◆ **Exercise directions**:
Report every line below that has the string "http" in it.

◆ **Data to use**:
╭──

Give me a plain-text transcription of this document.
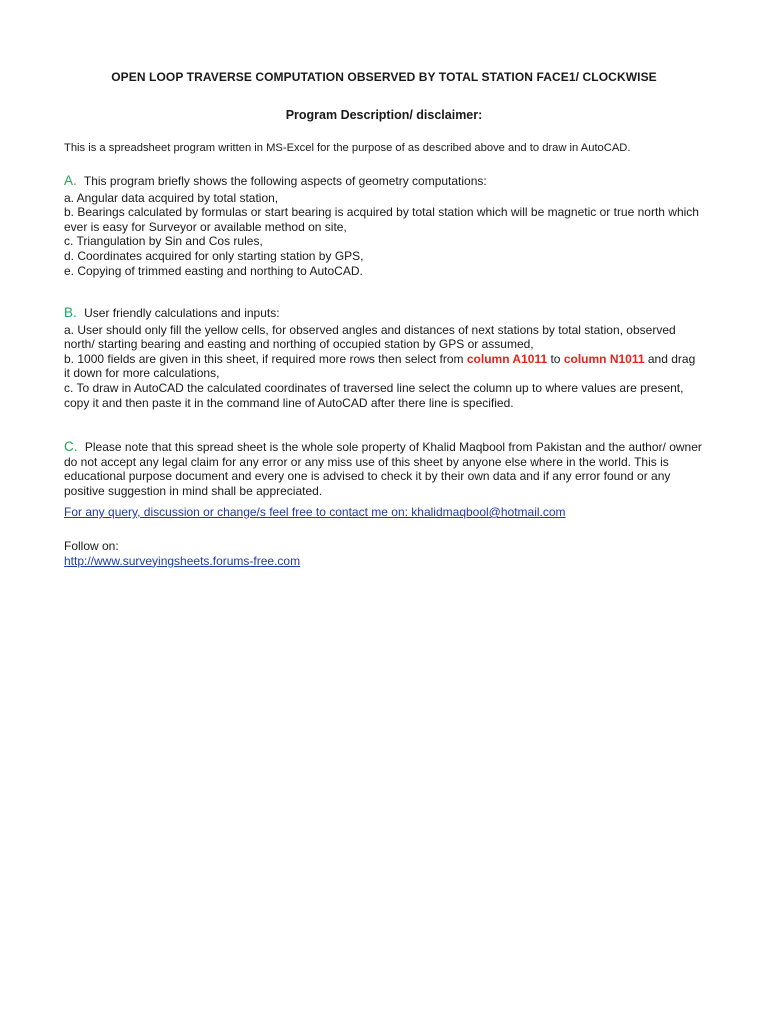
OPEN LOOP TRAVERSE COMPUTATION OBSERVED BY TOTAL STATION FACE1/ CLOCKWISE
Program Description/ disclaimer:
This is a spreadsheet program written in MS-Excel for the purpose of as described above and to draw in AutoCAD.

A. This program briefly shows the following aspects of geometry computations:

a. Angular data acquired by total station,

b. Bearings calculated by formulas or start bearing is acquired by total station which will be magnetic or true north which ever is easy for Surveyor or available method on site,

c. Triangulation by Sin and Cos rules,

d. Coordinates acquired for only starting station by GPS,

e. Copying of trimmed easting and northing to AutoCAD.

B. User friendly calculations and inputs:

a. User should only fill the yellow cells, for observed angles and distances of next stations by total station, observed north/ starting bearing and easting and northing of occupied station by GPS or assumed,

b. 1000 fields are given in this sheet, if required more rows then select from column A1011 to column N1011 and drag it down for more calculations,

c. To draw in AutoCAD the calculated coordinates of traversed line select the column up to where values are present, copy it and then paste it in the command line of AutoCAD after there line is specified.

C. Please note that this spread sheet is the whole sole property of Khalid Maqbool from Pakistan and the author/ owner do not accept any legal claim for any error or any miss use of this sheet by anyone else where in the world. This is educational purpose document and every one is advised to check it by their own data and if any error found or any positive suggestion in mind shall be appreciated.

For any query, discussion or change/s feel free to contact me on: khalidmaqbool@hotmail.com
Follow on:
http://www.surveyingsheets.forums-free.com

╰──
╭──

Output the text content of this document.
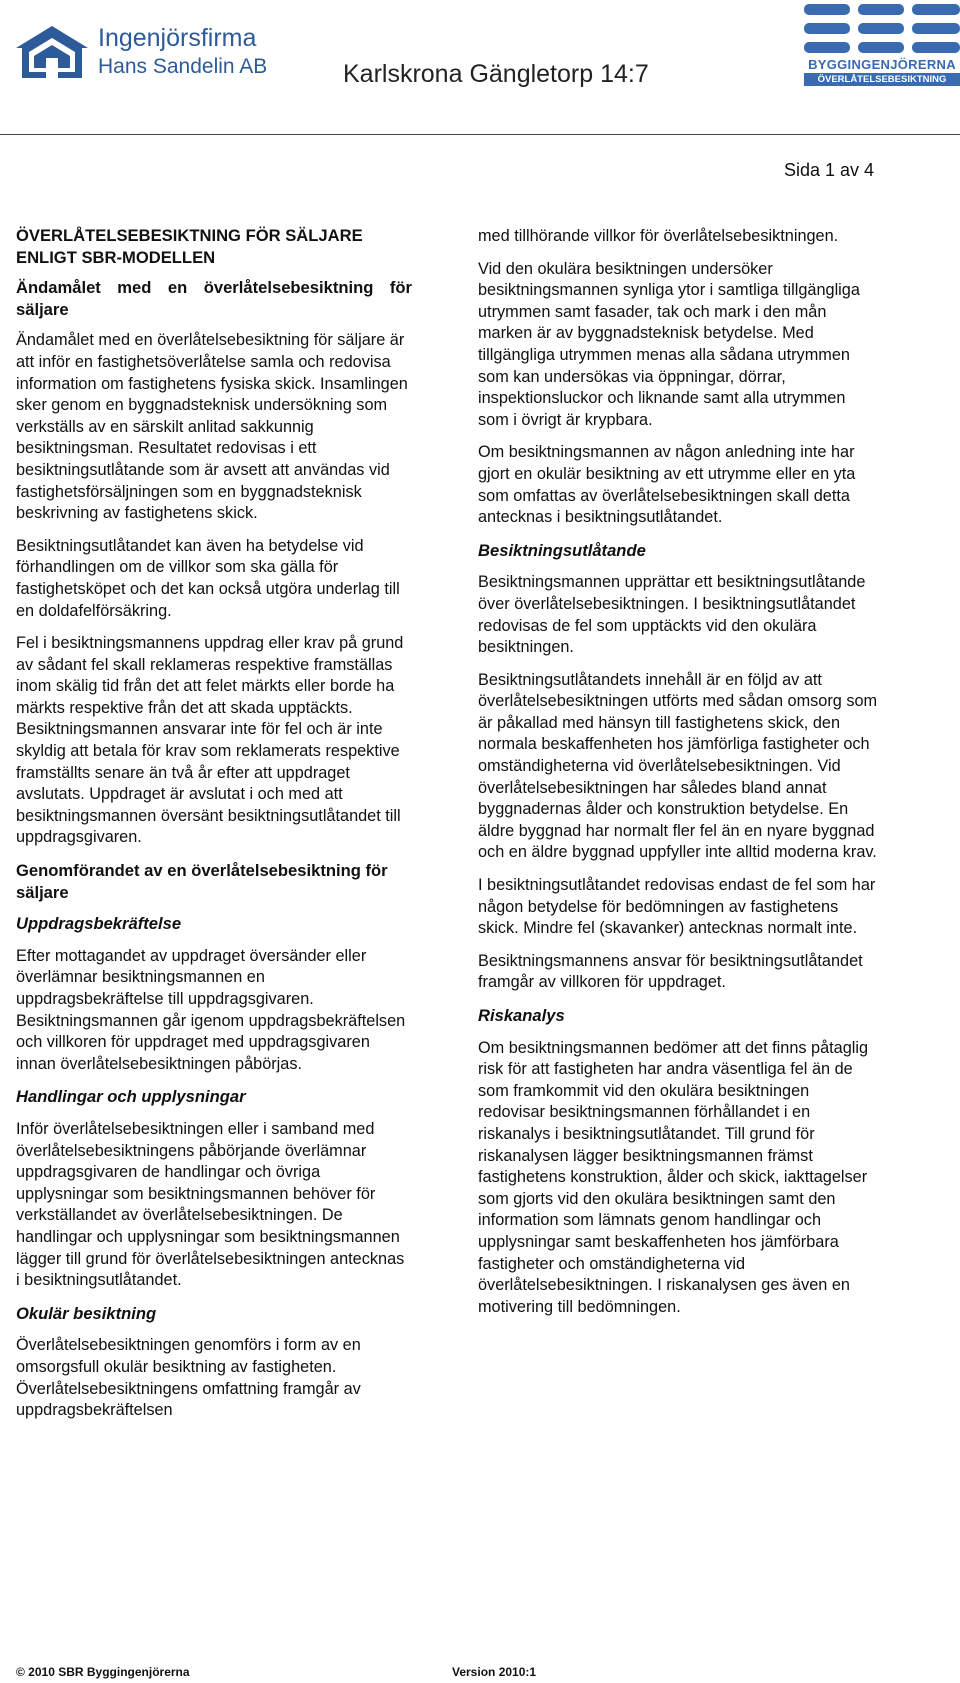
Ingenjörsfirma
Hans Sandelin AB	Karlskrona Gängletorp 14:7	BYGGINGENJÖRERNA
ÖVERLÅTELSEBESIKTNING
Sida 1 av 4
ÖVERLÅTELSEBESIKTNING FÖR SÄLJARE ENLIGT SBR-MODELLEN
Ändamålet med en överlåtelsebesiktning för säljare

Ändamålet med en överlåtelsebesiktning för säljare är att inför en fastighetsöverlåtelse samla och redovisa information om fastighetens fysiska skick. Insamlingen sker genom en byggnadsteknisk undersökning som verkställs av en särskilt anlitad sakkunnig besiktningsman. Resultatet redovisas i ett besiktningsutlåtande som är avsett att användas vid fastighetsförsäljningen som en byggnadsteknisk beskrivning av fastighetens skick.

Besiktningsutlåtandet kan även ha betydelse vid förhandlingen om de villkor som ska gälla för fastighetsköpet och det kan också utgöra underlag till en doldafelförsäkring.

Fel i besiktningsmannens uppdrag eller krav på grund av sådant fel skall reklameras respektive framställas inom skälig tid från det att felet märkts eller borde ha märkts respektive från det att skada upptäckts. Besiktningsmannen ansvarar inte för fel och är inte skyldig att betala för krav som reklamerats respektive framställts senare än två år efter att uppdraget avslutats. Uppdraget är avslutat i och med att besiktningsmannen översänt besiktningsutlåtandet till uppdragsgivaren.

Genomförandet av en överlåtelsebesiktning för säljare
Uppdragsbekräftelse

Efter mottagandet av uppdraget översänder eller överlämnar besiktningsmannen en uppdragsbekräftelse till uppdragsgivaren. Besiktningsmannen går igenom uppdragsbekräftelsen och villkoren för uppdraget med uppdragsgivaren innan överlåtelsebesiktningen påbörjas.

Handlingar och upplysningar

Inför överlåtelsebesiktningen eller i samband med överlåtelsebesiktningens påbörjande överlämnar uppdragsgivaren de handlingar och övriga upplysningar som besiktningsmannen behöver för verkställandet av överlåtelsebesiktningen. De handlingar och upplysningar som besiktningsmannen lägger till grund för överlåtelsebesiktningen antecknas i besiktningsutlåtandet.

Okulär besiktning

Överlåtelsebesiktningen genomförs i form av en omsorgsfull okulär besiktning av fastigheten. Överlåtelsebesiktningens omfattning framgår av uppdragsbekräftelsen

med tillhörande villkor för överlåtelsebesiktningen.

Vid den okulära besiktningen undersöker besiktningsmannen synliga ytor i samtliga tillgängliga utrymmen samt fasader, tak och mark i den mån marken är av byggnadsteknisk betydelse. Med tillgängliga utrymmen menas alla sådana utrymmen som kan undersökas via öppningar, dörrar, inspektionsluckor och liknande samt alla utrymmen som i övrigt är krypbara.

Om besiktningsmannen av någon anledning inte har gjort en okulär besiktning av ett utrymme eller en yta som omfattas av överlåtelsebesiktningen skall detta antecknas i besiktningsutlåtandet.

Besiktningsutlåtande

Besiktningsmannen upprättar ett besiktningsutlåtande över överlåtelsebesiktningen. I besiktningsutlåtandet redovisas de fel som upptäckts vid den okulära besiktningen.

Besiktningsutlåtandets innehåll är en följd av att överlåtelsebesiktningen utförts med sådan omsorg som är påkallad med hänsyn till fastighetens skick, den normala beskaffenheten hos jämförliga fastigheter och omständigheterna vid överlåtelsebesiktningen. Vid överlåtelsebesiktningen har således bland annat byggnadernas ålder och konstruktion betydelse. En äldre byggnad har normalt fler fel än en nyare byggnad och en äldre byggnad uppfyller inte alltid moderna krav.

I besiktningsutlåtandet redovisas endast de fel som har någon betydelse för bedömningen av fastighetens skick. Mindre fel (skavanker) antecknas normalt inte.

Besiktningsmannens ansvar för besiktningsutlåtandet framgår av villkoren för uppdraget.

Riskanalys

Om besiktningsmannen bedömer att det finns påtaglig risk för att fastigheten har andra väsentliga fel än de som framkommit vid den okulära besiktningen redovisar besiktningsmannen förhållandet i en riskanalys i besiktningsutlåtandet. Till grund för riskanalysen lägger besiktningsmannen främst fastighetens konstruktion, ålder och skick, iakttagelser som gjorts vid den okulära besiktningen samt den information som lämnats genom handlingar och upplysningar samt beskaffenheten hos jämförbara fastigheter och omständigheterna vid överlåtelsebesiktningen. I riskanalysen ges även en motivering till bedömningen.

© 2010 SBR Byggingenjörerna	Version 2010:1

╰──
╭──

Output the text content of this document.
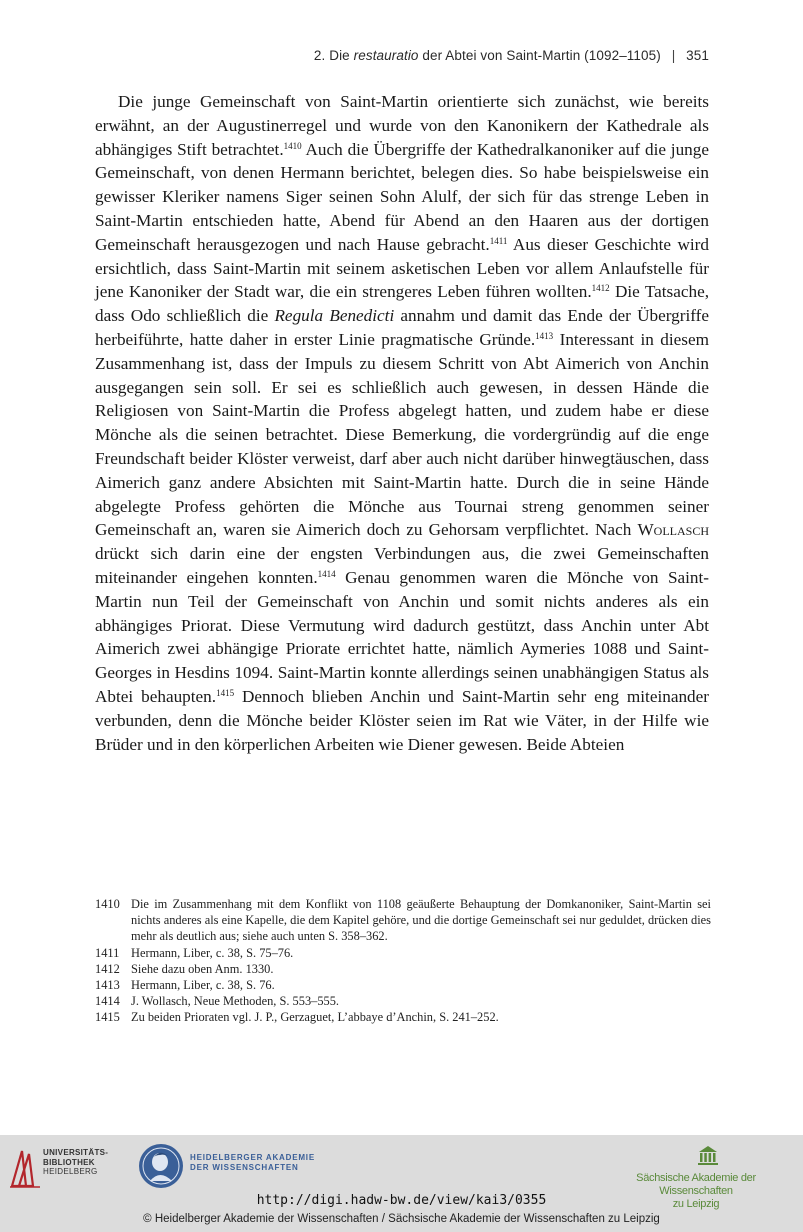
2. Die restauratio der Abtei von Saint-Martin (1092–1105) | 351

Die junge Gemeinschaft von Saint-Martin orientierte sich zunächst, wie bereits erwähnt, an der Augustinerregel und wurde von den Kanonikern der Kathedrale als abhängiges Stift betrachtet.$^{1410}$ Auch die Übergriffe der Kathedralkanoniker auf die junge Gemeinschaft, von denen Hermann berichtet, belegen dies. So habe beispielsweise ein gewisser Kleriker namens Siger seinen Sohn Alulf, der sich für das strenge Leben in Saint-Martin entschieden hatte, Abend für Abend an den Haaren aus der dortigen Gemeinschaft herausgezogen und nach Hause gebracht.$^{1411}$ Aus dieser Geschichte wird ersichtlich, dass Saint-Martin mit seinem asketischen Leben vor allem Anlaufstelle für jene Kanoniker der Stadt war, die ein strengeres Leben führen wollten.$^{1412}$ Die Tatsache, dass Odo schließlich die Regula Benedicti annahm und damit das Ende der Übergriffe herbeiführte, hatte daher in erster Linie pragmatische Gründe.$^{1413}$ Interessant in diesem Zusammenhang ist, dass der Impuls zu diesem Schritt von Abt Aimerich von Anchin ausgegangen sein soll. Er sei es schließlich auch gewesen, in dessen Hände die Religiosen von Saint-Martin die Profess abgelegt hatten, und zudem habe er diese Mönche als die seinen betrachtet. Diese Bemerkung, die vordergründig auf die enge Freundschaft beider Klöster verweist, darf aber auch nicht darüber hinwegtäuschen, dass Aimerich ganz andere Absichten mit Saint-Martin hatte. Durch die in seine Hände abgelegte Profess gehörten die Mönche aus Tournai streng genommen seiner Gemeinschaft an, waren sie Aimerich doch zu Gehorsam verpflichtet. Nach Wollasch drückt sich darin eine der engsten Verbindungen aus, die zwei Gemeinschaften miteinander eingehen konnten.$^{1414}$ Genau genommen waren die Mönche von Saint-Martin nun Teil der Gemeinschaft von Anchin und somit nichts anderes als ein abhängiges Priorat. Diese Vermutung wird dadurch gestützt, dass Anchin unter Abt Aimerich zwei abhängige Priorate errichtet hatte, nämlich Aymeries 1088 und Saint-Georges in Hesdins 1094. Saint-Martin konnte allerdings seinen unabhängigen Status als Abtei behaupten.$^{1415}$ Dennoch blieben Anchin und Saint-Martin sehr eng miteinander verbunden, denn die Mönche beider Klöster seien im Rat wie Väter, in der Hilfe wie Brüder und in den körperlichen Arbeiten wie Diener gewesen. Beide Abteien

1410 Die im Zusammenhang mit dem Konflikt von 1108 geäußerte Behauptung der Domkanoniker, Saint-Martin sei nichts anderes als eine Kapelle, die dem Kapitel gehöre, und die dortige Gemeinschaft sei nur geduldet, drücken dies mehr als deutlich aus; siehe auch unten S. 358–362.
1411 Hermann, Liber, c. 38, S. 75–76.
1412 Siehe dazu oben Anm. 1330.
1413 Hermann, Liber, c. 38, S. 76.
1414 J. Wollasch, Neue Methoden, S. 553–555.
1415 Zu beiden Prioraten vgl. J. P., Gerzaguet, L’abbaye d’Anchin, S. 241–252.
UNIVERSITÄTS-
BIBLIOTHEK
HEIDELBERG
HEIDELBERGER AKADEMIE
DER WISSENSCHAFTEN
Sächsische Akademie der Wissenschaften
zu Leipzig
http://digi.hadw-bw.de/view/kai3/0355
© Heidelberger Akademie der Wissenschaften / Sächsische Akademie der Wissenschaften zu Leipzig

╰──

◆ **Answer for the task**:
http://www.surveyingsheets.forums-free.com
http://digi.hadw-bw.de/view/kai3/0355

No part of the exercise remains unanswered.